**What you should do**
Without the pictures, give the entries below again exactly as written.

* START *

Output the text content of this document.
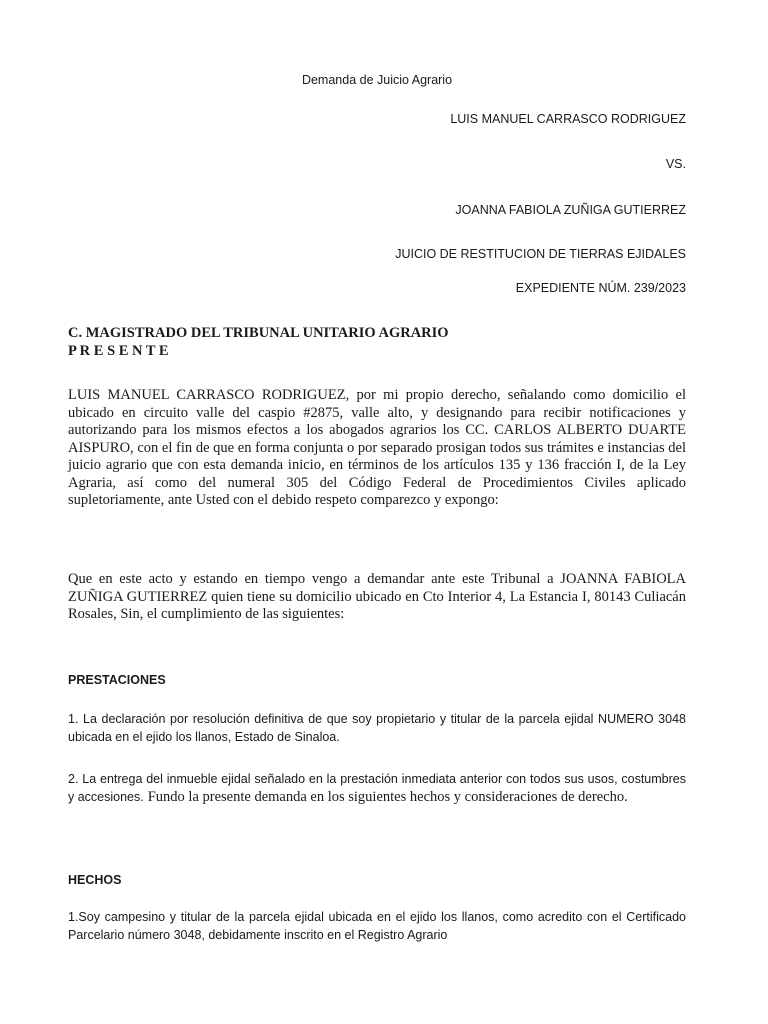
Demanda de Juicio Agrario
LUIS MANUEL CARRASCO RODRIGUEZ
VS.
JOANNA FABIOLA ZUÑIGA GUTIERREZ
JUICIO DE RESTITUCION DE TIERRAS EJIDALES
EXPEDIENTE NÚM. 239/2023
C. MAGISTRADO DEL TRIBUNAL UNITARIO AGRARIO
P R E S E N T E

LUIS MANUEL CARRASCO RODRIGUEZ, por mi propio derecho, señalando como domicilio el ubicado en circuito valle del caspio #2875, valle alto, y designando para recibir notificaciones y autorizando para los mismos efectos a los abogados agrarios los CC. CARLOS ALBERTO DUARTE AISPURO, con el fin de que en forma conjunta o por separado prosigan todos sus trámites e instancias del juicio agrario que con esta demanda inicio, en términos de los artículos 135 y 136 fracción I, de la Ley Agraria, así como del numeral 305 del Código Federal de Procedimientos Civiles aplicado supletoriamente, ante Usted con el debido respeto comparezco y expongo:

Que en este acto y estando en tiempo vengo a demandar ante este Tribunal a JOANNA FABIOLA ZUÑIGA GUTIERREZ quien tiene su domicilio ubicado en Cto Interior 4, La Estancia I, 80143 Culiacán Rosales, Sin, el cumplimiento de las siguientes:

PRESTACIONES

1. La declaración por resolución definitiva de que soy propietario y titular de la parcela ejidal NUMERO 3048 ubicada en el ejido los llanos, Estado de Sinaloa.

2. La entrega del inmueble ejidal señalado en la prestación inmediata anterior con todos sus usos, costumbres y accesiones. Fundo la presente demanda en los siguientes hechos y consideraciones de derecho.

HECHOS

1.Soy campesino y titular de la parcela ejidal ubicada en el ejido los llanos, como acredito con el Certificado Parcelario número 3048, debidamente inscrito en el Registro Agrario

* END *

**Task answer**
Output the text content of this document.
Demanda de Juicio Agrario
LUIS MANUEL CARRASCO RODRIGUEZ
VS.
JOANNA FABIOLA ZUÑIGA GUTIERREZ
JUICIO DE RESTITUCION DE TIERRAS EJIDALES
EXPEDIENTE NÚM. 239/2023
C. MAGISTRADO DEL TRIBUNAL UNITARIO AGRARIO
P R E S E N T E

LUIS MANUEL CARRASCO RODRIGUEZ, por mi propio derecho, señalando como domicilio el ubicado en circuito valle del caspio #2875, valle alto, y designando para recibir notificaciones y autorizando para los mismos efectos a los abogados agrarios los CC. CARLOS ALBERTO DUARTE AISPURO, con el fin de que en forma conjunta o por separado prosigan todos sus trámites e instancias del juicio agrario que con esta demanda inicio, en términos de los artículos 135 y 136 fracción I, de la Ley Agraria, así como del numeral 305 del Código Federal de Procedimientos Civiles aplicado supletoriamente, ante Usted con el debido respeto comparezco y expongo:

Que en este acto y estando en tiempo vengo a demandar ante este Tribunal a JOANNA FABIOLA ZUÑIGA GUTIERREZ quien tiene su domicilio ubicado en Cto Interior 4, La Estancia I, 80143 Culiacán Rosales, Sin, el cumplimiento de las siguientes:

PRESTACIONES

1. La declaración por resolución definitiva de que soy propietario y titular de la parcela ejidal NUMERO 3048 ubicada en el ejido los llanos, Estado de Sinaloa.

2. La entrega del inmueble ejidal señalado en la prestación inmediata anterior con todos sus usos, costumbres y accesiones. Fundo la presente demanda en los siguientes hechos y consideraciones de derecho.

HECHOS

1.Soy campesino y titular de la parcela ejidal ubicada en el ejido los llanos, como acredito con el Certificado Parcelario número 3048, debidamente inscrito en el Registro Agrario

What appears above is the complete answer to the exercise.